• **Exercícios propostos**:
a - Segundo o artigo sobre as eleições na França, que combinação Giscard deve procurar para realizar seu programa pessoal?
b - Prossiga a redação do artigo sobre as eleições na França a partir do ponto em que ele termina.

• **Trecho selecionado**:
"Folha de S. Paulo", 6 de abril de 1978

O dinossauro e os degraus moles

Tudo já foi dito pela imprensa acerca das eleições na França. Assim, as atenções já não se voltam para elas, mas para seu "lendemain", que vai adquirindo lentamente contornos.

O tema tem interesse e importância.

Interesse, pois a solução de tais problemas exigirá do presidente francês um delicado jogo político. Giscard tem obviamente seu próprio programa pessoal, e deve procurar a combinação partidária que com mais segurança lhe permita realizá-lo. Importa isto em procurar quais os partidos que lhe exijam um mínimo de modificações ao programa, e lhe dêem o máximo de força parlamentar. Para que lado lançará a rede, à procura de aliados? Para a esquerda? Para o centro?

Esta questão involucra outras. Nem todos os agrupamentos constitutivos da maioria vencedora são igualmente seguros para Giscard. Talvez alguns setores da oposição lhe pareçam aliados mais confortáveis e influentes do que outros da situação. Mas a sua aliança com parte da esquerda pode ser muito mal vista em influentes setores centristas.

• **Conjunto de dados**:
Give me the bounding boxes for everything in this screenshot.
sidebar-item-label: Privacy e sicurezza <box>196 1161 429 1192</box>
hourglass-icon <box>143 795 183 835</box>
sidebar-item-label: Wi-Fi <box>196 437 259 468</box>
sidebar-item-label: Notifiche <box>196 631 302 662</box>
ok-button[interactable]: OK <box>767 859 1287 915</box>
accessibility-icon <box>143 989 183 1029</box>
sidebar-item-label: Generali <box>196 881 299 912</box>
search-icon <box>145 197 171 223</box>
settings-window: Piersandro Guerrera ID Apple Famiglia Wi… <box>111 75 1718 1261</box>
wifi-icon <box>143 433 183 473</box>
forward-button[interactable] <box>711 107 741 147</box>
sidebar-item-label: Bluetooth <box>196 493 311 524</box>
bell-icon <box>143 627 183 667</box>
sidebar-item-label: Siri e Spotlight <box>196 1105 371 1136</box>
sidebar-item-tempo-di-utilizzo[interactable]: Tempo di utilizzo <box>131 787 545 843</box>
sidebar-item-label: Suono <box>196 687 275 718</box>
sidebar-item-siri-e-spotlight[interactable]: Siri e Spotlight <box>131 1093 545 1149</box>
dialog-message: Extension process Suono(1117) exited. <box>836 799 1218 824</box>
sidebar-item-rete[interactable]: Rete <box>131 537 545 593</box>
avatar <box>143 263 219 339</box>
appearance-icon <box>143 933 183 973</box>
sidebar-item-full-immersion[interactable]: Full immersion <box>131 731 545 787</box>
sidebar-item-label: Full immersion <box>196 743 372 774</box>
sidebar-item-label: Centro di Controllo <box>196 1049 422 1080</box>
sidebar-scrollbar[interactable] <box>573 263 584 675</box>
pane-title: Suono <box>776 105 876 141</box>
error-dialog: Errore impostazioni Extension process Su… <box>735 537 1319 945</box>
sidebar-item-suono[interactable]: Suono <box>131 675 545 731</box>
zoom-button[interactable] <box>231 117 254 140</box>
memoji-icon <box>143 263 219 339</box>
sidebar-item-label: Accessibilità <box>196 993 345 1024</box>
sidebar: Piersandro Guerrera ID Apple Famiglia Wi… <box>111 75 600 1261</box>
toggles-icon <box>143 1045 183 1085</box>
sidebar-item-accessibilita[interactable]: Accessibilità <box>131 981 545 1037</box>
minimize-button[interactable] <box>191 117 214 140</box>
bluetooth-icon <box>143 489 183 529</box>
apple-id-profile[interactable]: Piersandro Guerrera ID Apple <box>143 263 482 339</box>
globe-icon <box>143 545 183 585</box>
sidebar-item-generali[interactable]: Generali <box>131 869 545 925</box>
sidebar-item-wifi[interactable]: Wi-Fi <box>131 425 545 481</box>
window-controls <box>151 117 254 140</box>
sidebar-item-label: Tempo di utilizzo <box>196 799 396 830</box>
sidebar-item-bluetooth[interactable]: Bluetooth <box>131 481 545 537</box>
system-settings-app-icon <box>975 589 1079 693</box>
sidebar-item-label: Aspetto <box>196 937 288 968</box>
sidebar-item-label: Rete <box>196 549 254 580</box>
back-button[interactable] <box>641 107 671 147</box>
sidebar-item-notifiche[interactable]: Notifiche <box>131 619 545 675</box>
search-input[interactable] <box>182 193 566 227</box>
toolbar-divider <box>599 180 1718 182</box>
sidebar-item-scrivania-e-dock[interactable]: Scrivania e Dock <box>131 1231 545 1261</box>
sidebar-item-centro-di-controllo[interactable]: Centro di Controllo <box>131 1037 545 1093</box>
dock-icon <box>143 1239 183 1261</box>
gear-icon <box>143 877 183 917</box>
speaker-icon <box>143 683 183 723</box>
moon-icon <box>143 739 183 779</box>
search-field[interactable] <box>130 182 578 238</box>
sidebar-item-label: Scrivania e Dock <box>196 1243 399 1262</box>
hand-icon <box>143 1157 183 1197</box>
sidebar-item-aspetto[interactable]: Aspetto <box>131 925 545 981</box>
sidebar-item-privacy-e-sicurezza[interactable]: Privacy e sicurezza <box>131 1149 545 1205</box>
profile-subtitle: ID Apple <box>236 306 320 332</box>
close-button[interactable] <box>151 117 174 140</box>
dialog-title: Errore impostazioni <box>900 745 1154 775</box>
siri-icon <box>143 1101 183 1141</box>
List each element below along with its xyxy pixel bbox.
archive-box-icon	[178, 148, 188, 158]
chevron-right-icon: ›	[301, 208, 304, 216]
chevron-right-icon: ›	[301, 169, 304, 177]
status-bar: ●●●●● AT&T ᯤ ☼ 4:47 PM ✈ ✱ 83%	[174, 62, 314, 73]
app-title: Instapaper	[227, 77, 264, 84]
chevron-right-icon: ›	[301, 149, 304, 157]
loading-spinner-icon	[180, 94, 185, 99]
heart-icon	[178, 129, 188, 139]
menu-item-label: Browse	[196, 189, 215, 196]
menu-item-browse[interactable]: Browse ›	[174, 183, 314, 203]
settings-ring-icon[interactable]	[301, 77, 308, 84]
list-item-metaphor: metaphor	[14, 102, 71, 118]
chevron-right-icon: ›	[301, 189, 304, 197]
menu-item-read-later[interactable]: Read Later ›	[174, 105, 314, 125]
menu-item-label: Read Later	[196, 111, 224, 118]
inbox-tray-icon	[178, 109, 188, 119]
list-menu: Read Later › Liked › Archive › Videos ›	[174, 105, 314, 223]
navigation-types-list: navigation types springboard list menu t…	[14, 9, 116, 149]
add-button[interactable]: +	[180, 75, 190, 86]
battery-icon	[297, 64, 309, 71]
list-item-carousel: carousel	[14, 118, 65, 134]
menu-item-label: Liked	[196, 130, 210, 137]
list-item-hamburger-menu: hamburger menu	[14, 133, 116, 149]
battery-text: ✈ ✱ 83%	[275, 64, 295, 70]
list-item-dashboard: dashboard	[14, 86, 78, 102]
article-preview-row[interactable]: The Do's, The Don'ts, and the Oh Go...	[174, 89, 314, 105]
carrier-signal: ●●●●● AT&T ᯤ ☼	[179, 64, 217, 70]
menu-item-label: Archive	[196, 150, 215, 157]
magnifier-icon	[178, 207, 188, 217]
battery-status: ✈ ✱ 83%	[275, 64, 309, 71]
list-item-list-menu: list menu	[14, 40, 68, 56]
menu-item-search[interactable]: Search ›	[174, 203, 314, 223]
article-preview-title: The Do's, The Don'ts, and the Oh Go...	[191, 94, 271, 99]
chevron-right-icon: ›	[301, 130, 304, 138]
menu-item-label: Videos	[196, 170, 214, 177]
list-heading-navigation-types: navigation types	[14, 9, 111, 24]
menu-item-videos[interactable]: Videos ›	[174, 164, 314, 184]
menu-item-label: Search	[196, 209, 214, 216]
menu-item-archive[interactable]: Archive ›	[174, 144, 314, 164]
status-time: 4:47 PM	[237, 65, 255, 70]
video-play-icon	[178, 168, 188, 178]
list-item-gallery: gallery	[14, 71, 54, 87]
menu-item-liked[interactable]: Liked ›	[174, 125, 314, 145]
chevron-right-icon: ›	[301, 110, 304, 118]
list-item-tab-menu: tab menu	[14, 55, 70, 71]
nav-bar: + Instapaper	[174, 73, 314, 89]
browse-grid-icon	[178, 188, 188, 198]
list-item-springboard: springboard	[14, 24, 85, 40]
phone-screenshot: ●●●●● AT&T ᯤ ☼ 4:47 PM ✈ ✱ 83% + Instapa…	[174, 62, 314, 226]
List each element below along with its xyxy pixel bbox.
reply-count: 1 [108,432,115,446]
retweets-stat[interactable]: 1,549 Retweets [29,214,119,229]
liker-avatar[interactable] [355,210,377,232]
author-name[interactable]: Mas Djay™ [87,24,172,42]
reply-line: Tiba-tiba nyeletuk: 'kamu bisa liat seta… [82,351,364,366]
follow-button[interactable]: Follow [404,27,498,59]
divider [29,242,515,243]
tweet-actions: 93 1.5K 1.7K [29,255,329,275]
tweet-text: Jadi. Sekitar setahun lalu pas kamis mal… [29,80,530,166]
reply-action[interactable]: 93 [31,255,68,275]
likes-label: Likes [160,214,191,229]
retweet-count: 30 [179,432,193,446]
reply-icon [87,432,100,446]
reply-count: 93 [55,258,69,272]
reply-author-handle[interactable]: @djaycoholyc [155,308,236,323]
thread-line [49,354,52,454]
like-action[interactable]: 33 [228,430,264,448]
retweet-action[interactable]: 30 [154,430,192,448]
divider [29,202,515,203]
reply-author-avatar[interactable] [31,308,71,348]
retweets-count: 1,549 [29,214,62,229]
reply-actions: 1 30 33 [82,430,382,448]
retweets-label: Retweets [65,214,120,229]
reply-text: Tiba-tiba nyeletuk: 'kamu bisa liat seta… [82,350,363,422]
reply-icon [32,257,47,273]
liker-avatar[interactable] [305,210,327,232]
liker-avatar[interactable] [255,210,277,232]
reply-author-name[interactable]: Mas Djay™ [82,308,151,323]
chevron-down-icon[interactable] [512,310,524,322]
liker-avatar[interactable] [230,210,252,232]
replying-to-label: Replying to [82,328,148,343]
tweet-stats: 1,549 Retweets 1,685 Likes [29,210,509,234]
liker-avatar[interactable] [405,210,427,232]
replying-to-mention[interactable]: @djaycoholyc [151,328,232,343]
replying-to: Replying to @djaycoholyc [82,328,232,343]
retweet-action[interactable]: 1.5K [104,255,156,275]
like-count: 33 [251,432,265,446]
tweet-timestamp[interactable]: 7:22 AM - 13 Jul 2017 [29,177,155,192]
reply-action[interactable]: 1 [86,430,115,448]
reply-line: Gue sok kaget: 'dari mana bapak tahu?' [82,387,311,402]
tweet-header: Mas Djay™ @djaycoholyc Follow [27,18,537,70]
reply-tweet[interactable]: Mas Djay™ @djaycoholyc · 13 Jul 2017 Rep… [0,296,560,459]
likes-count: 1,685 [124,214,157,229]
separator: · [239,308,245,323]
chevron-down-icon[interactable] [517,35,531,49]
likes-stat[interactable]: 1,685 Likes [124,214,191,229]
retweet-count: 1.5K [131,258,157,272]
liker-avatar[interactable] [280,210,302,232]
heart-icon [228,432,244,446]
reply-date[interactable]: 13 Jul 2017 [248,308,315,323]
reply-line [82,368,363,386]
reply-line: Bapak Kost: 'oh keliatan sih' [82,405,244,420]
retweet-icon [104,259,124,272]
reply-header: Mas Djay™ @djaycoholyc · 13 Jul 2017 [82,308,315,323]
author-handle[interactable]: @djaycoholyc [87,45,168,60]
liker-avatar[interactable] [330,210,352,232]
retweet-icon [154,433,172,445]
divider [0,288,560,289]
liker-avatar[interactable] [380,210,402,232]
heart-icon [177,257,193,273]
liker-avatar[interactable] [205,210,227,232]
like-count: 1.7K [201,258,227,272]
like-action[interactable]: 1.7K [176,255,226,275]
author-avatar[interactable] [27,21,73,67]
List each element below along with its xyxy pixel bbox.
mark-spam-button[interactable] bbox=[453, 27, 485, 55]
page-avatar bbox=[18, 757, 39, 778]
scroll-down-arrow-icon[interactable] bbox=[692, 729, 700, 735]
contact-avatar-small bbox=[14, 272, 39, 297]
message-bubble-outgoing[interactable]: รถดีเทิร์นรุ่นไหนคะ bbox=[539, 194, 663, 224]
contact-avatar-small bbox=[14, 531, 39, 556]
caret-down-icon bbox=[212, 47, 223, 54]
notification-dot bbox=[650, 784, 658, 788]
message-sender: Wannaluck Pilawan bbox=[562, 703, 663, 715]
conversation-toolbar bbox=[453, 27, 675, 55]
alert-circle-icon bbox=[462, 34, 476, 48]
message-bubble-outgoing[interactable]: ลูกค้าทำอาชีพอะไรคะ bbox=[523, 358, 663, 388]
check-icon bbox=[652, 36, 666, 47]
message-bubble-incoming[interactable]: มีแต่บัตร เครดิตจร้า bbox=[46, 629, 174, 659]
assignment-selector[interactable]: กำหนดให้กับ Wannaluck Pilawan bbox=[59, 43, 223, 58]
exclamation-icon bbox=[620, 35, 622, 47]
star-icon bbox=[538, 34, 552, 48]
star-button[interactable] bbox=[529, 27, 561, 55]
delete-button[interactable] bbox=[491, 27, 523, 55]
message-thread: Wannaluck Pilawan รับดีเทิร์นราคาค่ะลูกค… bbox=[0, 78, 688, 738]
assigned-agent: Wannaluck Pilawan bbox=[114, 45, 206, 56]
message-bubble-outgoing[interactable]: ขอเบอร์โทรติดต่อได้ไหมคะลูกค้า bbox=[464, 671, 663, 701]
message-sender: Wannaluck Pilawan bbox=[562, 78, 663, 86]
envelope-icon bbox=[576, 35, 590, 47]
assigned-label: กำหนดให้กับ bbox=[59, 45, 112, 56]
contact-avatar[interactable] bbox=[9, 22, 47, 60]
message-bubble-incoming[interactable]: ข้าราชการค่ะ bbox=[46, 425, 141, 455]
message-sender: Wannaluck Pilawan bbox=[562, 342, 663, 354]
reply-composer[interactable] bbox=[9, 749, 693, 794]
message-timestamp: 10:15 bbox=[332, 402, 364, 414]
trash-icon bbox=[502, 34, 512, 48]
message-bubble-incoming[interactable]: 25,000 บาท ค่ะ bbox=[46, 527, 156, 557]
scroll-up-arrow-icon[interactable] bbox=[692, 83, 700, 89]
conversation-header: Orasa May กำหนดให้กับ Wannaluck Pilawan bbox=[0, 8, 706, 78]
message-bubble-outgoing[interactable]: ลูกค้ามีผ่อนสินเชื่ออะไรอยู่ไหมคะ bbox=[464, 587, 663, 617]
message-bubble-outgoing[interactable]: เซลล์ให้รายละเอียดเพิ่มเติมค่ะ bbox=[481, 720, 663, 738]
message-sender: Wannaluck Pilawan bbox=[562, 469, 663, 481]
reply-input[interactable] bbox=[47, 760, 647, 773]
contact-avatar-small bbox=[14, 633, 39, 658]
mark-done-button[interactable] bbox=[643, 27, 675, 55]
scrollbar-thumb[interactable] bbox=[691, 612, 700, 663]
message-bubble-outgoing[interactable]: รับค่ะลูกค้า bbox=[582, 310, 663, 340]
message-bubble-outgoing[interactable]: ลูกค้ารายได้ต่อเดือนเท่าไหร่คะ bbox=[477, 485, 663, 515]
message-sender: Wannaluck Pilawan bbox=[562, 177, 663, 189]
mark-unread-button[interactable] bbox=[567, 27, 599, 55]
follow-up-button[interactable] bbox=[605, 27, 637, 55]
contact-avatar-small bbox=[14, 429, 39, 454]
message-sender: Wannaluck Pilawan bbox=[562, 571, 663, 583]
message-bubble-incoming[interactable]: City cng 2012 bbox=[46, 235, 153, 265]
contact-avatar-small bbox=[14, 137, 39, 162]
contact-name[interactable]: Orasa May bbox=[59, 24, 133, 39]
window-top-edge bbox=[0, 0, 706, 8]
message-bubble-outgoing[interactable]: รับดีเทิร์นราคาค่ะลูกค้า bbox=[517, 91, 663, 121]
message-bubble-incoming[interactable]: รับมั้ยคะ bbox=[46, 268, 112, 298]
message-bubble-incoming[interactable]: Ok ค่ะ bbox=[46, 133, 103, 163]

• **Respostas esperadas**:
a - A combinação partidária que com mais segurança lhe permita realizá-lo, com os partidos que lhe exijam um mínimo de modificações ao programa e lhe deem o máximo de força parlamentar.

b -
E assim por diante, os cálculos e as manobras políticas se desdobram num ágil jogo de trapézio que exige uma lucidez, uma sutileza e uma destreza, cujo exercício pode entreter passavelmente, por algum tempo, o grande público.

Estas circunstâncias tornam interessante a análise do "lendemain" das eleições francesas.

Além de interessante, o "lendemain" eleitoral é importante.

A França tem, com a Inglaterra, a Alemanha e o Japão, a categoria de grande nação, inferior apenas aos dois supergrandes, o autêntico, que são os EUA, e o de miragem, ou de "bluff", que é a Rússia.

Abstenho-me de mencionar, nesse rol, a China, inteiramente absorvida pelo seu próprio pesadelo interior.

Igualmente não menciono a OPEP, potência econômico-financeira com projeção política; e não um Estado definido e organizado.

Assim localizada a França, é bem de se compreender o papel de relevo que lhe toca no mundo de hoje. E, com isso, a importância de sua evolução política, tanto interna quanto externa.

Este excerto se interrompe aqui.